Records:

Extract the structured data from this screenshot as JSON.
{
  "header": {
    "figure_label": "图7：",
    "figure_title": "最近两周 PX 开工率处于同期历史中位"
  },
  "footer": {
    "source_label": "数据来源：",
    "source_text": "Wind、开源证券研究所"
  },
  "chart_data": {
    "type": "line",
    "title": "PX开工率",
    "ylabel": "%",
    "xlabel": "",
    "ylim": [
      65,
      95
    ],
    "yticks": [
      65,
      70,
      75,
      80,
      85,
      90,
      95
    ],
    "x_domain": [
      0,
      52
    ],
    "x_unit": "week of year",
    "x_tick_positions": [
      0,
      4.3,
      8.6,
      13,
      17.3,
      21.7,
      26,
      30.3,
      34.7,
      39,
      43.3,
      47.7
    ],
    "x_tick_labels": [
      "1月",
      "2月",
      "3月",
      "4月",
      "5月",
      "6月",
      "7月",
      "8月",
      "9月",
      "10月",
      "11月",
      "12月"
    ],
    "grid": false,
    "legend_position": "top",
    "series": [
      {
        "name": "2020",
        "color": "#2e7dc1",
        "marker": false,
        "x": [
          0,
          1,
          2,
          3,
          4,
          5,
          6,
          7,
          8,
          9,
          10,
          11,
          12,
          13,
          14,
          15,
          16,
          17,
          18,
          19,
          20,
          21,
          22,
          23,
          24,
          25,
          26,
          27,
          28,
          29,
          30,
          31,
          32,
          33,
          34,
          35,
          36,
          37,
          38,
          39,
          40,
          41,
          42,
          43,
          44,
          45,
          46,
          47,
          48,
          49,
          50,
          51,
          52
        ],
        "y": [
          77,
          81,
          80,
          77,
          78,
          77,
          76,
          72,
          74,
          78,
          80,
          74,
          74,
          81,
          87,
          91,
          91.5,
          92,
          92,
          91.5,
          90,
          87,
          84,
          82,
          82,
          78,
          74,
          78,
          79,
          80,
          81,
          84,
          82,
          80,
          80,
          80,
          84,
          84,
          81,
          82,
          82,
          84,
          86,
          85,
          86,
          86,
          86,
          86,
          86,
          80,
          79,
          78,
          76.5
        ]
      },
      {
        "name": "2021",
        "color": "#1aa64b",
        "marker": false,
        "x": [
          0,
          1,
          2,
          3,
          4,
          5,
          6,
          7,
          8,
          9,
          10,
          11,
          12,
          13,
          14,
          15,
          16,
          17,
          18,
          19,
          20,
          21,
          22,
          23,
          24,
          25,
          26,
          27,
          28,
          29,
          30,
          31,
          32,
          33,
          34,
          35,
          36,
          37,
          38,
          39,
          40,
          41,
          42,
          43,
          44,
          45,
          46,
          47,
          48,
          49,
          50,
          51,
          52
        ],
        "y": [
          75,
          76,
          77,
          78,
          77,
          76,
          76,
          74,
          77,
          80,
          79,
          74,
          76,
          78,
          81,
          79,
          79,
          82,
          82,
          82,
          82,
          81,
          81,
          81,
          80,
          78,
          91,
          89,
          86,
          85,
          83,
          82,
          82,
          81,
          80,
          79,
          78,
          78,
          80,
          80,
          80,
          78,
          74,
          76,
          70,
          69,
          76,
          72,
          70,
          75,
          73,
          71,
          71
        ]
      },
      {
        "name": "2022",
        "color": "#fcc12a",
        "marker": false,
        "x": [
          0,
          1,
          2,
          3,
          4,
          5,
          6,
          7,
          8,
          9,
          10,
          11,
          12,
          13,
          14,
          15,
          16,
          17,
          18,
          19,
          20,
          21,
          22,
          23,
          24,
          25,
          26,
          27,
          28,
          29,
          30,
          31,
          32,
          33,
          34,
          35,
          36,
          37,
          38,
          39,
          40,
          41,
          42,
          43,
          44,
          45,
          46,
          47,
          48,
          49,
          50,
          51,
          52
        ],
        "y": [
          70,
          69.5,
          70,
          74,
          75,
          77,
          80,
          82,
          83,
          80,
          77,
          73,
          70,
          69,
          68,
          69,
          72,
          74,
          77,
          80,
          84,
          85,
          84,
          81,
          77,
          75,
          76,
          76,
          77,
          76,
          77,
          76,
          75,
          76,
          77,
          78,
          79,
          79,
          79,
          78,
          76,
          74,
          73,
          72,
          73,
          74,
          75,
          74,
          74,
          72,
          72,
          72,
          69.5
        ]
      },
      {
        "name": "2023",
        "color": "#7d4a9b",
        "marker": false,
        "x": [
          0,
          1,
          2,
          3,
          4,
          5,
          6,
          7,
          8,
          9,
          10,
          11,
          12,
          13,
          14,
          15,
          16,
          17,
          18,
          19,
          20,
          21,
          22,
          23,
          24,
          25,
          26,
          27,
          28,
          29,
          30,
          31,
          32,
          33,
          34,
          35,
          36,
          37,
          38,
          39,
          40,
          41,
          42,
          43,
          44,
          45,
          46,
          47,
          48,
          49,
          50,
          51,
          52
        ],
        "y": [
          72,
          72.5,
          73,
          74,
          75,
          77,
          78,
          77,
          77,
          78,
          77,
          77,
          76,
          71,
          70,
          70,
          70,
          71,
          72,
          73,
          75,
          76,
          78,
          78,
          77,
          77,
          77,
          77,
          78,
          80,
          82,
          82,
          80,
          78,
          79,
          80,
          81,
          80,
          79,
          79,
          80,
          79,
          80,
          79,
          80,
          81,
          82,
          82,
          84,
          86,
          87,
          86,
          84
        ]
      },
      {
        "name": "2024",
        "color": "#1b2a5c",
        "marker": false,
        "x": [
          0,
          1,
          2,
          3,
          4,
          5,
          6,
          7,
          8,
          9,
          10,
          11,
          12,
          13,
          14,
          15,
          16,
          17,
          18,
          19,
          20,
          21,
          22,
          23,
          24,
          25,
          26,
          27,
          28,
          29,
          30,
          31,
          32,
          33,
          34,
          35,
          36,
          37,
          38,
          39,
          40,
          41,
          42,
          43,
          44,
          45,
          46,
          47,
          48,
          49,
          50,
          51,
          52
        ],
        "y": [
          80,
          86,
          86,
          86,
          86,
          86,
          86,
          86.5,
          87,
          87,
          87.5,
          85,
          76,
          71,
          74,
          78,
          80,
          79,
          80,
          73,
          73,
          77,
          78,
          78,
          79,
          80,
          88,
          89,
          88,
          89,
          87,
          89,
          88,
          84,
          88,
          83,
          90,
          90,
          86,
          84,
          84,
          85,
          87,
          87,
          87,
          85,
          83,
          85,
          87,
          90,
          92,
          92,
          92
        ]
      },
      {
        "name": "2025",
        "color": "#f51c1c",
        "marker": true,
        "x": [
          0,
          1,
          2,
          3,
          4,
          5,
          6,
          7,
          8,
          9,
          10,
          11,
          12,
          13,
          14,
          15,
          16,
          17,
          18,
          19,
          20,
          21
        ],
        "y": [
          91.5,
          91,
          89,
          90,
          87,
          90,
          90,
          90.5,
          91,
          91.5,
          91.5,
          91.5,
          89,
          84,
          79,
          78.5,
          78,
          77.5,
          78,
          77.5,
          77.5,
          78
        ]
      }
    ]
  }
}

EXERCISE PROMPT
Print the records once more, exactly as they were given.

RESPONSE TO THE EXERCISE
Extract the structured data from this screenshot as JSON.
{
  "header": {
    "figure_label": "图7：",
    "figure_title": "最近两周 PX 开工率处于同期历史中位"
  },
  "footer": {
    "source_label": "数据来源：",
    "source_text": "Wind、开源证券研究所"
  },
  "chart_data": {
    "type": "line",
    "title": "PX开工率",
    "ylabel": "%",
    "xlabel": "",
    "ylim": [
      65,
      95
    ],
    "yticks": [
      65,
      70,
      75,
      80,
      85,
      90,
      95
    ],
    "x_domain": [
      0,
      52
    ],
    "x_unit": "week of year",
    "x_tick_positions": [
      0,
      4.3,
      8.6,
      13,
      17.3,
      21.7,
      26,
      30.3,
      34.7,
      39,
      43.3,
      47.7
    ],
    "x_tick_labels": [
      "1月",
      "2月",
      "3月",
      "4月",
      "5月",
      "6月",
      "7月",
      "8月",
      "9月",
      "10月",
      "11月",
      "12月"
    ],
    "grid": false,
    "legend_position": "top",
    "series": [
      {
        "name": "2020",
        "color": "#2e7dc1",
        "marker": false,
        "x": [
          0,
          1,
          2,
          3,
          4,
          5,
          6,
          7,
          8,
          9,
          10,
          11,
          12,
          13,
          14,
          15,
          16,
          17,
          18,
          19,
          20,
          21,
          22,
          23,
          24,
          25,
          26,
          27,
          28,
          29,
          30,
          31,
          32,
          33,
          34,
          35,
          36,
          37,
          38,
          39,
          40,
          41,
          42,
          43,
          44,
          45,
          46,
          47,
          48,
          49,
          50,
          51,
          52
        ],
        "y": [
          77,
          81,
          80,
          77,
          78,
          77,
          76,
          72,
          74,
          78,
          80,
          74,
          74,
          81,
          87,
          91,
          91.5,
          92,
          92,
          91.5,
          90,
          87,
          84,
          82,
          82,
          78,
          74,
          78,
          79,
          80,
          81,
          84,
          82,
          80,
          80,
          80,
          84,
          84,
          81,
          82,
          82,
          84,
          86,
          85,
          86,
          86,
          86,
          86,
          86,
          80,
          79,
          78,
          76.5
        ]
      },
      {
        "name": "2021",
        "color": "#1aa64b",
        "marker": false,
        "x": [
          0,
          1,
          2,
          3,
          4,
          5,
          6,
          7,
          8,
          9,
          10,
          11,
          12,
          13,
          14,
          15,
          16,
          17,
          18,
          19,
          20,
          21,
          22,
          23,
          24,
          25,
          26,
          27,
          28,
          29,
          30,
          31,
          32,
          33,
          34,
          35,
          36,
          37,
          38,
          39,
          40,
          41,
          42,
          43,
          44,
          45,
          46,
          47,
          48,
          49,
          50,
          51,
          52
        ],
        "y": [
          75,
          76,
          77,
          78,
          77,
          76,
          76,
          74,
          77,
          80,
          79,
          74,
          76,
          78,
          81,
          79,
          79,
          82,
          82,
          82,
          82,
          81,
          81,
          81,
          80,
          78,
          91,
          89,
          86,
          85,
          83,
          82,
          82,
          81,
          80,
          79,
          78,
          78,
          80,
          80,
          80,
          78,
          74,
          76,
          70,
          69,
          76,
          72,
          70,
          75,
          73,
          71,
          71
        ]
      },
      {
        "name": "2022",
        "color": "#fcc12a",
        "marker": false,
        "x": [
          0,
          1,
          2,
          3,
          4,
          5,
          6,
          7,
          8,
          9,
          10,
          11,
          12,
          13,
          14,
          15,
          16,
          17,
          18,
          19,
          20,
          21,
          22,
          23,
          24,
          25,
          26,
          27,
          28,
          29,
          30,
          31,
          32,
          33,
          34,
          35,
          36,
          37,
          38,
          39,
          40,
          41,
          42,
          43,
          44,
          45,
          46,
          47,
          48,
          49,
          50,
          51,
          52
        ],
        "y": [
          70,
          69.5,
          70,
          74,
          75,
          77,
          80,
          82,
          83,
          80,
          77,
          73,
          70,
          69,
          68,
          69,
          72,
          74,
          77,
          80,
          84,
          85,
          84,
          81,
          77,
          75,
          76,
          76,
          77,
          76,
          77,
          76,
          75,
          76,
          77,
          78,
          79,
          79,
          79,
          78,
          76,
          74,
          73,
          72,
          73,
          74,
          75,
          74,
          74,
          72,
          72,
          72,
          69.5
        ]
      },
      {
        "name": "2023",
        "color": "#7d4a9b",
        "marker": false,
        "x": [
          0,
          1,
          2,
          3,
          4,
          5,
          6,
          7,
          8,
          9,
          10,
          11,
          12,
          13,
          14,
          15,
          16,
          17,
          18,
          19,
          20,
          21,
          22,
          23,
          24,
          25,
          26,
          27,
          28,
          29,
          30,
          31,
          32,
          33,
          34,
          35,
          36,
          37,
          38,
          39,
          40,
          41,
          42,
          43,
          44,
          45,
          46,
          47,
          48,
          49,
          50,
          51,
          52
        ],
        "y": [
          72,
          72.5,
          73,
          74,
          75,
          77,
          78,
          77,
          77,
          78,
          77,
          77,
          76,
          71,
          70,
          70,
          70,
          71,
          72,
          73,
          75,
          76,
          78,
          78,
          77,
          77,
          77,
          77,
          78,
          80,
          82,
          82,
          80,
          78,
          79,
          80,
          81,
          80,
          79,
          79,
          80,
          79,
          80,
          79,
          80,
          81,
          82,
          82,
          84,
          86,
          87,
          86,
          84
        ]
      },
      {
        "name": "2024",
        "color": "#1b2a5c",
        "marker": false,
        "x": [
          0,
          1,
          2,
          3,
          4,
          5,
          6,
          7,
          8,
          9,
          10,
          11,
          12,
          13,
          14,
          15,
          16,
          17,
          18,
          19,
          20,
          21,
          22,
          23,
          24,
          25,
          26,
          27,
          28,
          29,
          30,
          31,
          32,
          33,
          34,
          35,
          36,
          37,
          38,
          39,
          40,
          41,
          42,
          43,
          44,
          45,
          46,
          47,
          48,
          49,
          50,
          51,
          52
        ],
        "y": [
          80,
          86,
          86,
          86,
          86,
          86,
          86,
          86.5,
          87,
          87,
          87.5,
          85,
          76,
          71,
          74,
          78,
          80,
          79,
          80,
          73,
          73,
          77,
          78,
          78,
          79,
          80,
          88,
          89,
          88,
          89,
          87,
          89,
          88,
          84,
          88,
          83,
          90,
          90,
          86,
          84,
          84,
          85,
          87,
          87,
          87,
          85,
          83,
          85,
          87,
          90,
          92,
          92,
          92
        ]
      },
      {
        "name": "2025",
        "color": "#f51c1c",
        "marker": true,
        "x": [
          0,
          1,
          2,
          3,
          4,
          5,
          6,
          7,
          8,
          9,
          10,
          11,
          12,
          13,
          14,
          15,
          16,
          17,
          18,
          19,
          20,
          21
        ],
        "y": [
          91.5,
          91,
          89,
          90,
          87,
          90,
          90,
          90.5,
          91,
          91.5,
          91.5,
          91.5,
          89,
          84,
          79,
          78.5,
          78,
          77.5,
          78,
          77.5,
          77.5,
          78
        ]
      }
    ]
  }
}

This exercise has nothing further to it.